YOUR TASK: Search the listing below for "Expense". Copy each matching line.

MATERIAL FOR THIS EXERCISE:
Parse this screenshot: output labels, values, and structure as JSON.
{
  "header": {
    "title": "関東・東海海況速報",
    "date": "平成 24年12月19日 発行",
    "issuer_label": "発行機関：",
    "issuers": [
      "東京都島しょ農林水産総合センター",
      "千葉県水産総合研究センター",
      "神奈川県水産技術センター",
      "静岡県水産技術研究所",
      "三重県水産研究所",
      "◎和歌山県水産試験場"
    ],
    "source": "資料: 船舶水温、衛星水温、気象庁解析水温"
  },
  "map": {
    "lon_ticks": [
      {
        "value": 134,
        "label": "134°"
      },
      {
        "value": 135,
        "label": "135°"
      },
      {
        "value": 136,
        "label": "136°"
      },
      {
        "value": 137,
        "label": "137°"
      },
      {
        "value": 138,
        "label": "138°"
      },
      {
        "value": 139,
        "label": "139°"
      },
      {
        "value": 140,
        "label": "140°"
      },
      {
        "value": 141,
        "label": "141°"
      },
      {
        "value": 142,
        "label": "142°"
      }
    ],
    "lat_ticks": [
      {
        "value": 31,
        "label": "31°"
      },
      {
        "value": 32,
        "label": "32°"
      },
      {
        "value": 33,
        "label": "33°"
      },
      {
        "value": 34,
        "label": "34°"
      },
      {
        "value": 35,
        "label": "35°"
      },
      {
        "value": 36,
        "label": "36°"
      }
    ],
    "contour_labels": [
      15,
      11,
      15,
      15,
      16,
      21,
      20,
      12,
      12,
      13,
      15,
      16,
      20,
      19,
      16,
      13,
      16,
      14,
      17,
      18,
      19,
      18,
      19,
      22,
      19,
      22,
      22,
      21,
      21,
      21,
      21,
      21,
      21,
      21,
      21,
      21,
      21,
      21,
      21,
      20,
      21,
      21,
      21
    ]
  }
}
--
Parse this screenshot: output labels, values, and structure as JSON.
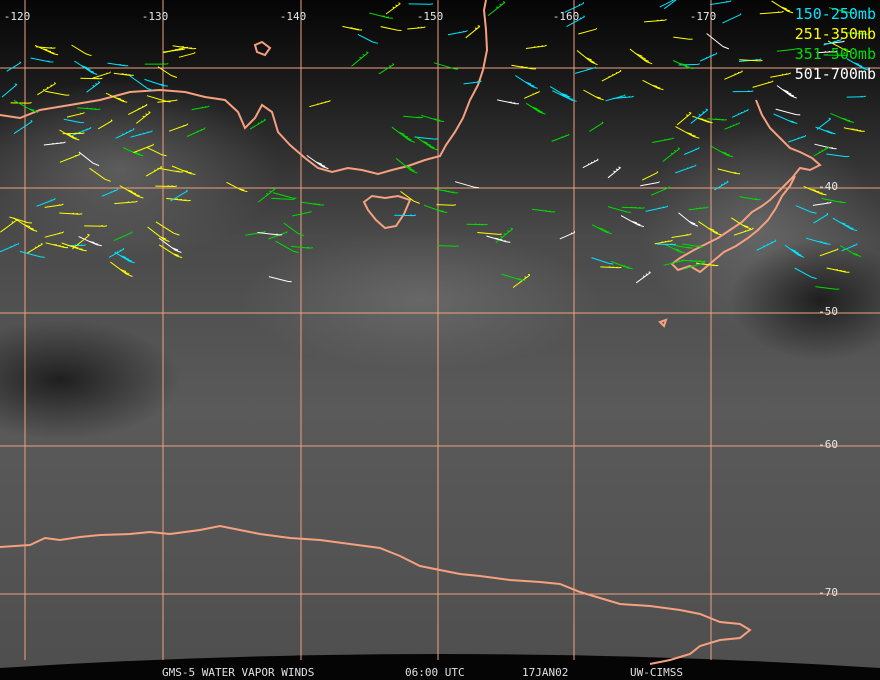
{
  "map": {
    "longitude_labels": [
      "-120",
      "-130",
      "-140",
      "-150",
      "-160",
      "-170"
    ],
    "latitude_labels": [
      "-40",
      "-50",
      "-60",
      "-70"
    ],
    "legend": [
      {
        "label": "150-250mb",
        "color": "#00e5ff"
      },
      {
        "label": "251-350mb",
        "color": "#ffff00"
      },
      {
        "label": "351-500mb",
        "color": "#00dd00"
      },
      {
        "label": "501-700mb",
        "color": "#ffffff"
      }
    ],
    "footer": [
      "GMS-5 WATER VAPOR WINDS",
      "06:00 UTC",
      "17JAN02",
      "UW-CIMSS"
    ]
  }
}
--
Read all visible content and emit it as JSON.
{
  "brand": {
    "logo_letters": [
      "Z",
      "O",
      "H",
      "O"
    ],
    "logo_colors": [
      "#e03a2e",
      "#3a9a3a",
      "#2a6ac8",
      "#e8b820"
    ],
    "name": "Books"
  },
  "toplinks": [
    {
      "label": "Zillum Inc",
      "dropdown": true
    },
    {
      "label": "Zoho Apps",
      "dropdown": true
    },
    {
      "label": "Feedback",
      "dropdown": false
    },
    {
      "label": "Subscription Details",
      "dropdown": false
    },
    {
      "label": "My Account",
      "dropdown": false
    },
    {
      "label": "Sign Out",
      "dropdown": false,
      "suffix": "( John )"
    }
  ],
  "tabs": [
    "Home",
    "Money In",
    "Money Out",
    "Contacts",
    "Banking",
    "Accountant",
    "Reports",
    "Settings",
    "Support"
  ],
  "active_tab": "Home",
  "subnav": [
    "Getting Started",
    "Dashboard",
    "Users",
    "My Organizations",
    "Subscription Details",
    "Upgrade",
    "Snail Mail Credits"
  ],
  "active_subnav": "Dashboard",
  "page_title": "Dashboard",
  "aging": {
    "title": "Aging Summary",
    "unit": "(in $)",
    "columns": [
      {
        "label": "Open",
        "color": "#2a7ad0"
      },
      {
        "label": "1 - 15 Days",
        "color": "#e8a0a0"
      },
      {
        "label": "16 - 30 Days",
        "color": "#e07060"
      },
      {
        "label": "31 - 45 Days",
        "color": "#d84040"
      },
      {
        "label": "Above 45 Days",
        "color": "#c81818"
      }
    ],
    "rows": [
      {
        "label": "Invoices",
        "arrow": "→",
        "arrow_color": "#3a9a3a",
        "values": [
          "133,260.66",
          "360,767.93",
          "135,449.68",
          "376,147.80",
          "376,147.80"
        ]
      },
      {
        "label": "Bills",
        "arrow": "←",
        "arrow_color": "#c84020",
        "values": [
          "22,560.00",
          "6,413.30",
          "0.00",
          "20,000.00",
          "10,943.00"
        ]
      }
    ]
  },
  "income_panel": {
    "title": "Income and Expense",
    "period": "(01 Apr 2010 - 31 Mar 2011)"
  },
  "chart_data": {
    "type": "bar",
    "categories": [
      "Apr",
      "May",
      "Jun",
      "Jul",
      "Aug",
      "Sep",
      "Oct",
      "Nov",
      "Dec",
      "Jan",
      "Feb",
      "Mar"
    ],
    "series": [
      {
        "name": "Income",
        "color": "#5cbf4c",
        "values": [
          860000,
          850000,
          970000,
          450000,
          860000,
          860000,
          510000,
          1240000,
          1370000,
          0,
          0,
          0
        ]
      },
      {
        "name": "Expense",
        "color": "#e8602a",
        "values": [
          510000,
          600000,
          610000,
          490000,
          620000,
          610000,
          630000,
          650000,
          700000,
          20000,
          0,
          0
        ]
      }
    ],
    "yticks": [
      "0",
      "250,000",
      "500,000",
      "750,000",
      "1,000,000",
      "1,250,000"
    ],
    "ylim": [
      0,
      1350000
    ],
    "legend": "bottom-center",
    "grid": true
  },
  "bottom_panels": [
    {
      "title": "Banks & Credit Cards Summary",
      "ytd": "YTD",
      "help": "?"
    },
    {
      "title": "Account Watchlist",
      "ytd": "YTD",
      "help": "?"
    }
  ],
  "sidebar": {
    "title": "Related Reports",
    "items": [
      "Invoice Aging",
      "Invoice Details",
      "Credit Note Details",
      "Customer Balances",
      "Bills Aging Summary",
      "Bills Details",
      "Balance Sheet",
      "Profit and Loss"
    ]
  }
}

FINAL RESULT:
    "title": "Income and Expense",
        "name": "Expense",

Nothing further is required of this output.